## start

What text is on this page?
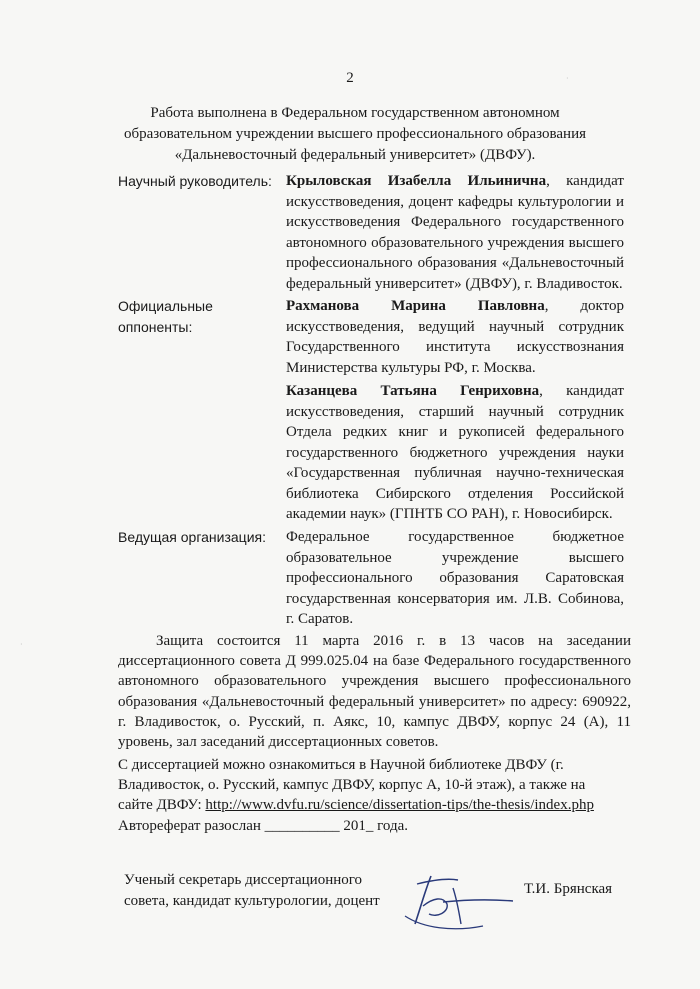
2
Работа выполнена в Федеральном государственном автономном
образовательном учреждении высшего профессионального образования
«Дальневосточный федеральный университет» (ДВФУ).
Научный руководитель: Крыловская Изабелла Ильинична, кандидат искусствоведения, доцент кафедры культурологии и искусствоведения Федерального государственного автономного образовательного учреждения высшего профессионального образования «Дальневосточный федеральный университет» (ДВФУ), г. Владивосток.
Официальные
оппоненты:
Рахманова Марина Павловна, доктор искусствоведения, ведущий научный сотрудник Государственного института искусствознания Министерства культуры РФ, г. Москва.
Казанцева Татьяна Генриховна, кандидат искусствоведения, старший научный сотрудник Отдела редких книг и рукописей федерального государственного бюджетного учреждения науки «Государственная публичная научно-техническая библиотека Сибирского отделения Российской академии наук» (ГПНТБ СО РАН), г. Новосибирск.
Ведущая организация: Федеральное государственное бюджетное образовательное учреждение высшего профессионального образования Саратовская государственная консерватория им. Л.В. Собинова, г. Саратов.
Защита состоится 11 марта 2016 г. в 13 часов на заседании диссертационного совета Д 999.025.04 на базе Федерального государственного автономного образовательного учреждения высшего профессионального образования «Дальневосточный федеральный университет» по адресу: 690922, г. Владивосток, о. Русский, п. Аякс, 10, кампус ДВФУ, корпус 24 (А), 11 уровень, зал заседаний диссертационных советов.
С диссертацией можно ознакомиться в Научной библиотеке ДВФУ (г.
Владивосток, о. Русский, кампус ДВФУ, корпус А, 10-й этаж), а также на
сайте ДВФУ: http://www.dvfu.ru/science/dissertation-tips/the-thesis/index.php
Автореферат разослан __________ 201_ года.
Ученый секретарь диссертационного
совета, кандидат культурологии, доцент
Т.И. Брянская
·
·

## end

TASK DIRECTIONS => Reproduce every line exactly and omit all pictures.

FULL ANSWER =>
What text is on this page?
2
Работа выполнена в Федеральном государственном автономном
образовательном учреждении высшего профессионального образования
«Дальневосточный федеральный университет» (ДВФУ).
Научный руководитель: Крыловская Изабелла Ильинична, кандидат искусствоведения, доцент кафедры культурологии и искусствоведения Федерального государственного автономного образовательного учреждения высшего профессионального образования «Дальневосточный федеральный университет» (ДВФУ), г. Владивосток.
Официальные
оппоненты:
Рахманова Марина Павловна, доктор искусствоведения, ведущий научный сотрудник Государственного института искусствознания Министерства культуры РФ, г. Москва.
Казанцева Татьяна Генриховна, кандидат искусствоведения, старший научный сотрудник Отдела редких книг и рукописей федерального государственного бюджетного учреждения науки «Государственная публичная научно-техническая библиотека Сибирского отделения Российской академии наук» (ГПНТБ СО РАН), г. Новосибирск.
Ведущая организация: Федеральное государственное бюджетное образовательное учреждение высшего профессионального образования Саратовская государственная консерватория им. Л.В. Собинова, г. Саратов.
Защита состоится 11 марта 2016 г. в 13 часов на заседании диссертационного совета Д 999.025.04 на базе Федерального государственного автономного образовательного учреждения высшего профессионального образования «Дальневосточный федеральный университет» по адресу: 690922, г. Владивосток, о. Русский, п. Аякс, 10, кампус ДВФУ, корпус 24 (А), 11 уровень, зал заседаний диссертационных советов.
С диссертацией можно ознакомиться в Научной библиотеке ДВФУ (г.
Владивосток, о. Русский, кампус ДВФУ, корпус А, 10-й этаж), а также на
сайте ДВФУ: http://www.dvfu.ru/science/dissertation-tips/the-thesis/index.php
Автореферат разослан __________ 201_ года.
Ученый секретарь диссертационного
совета, кандидат культурологии, доцент
Т.И. Брянская
·
·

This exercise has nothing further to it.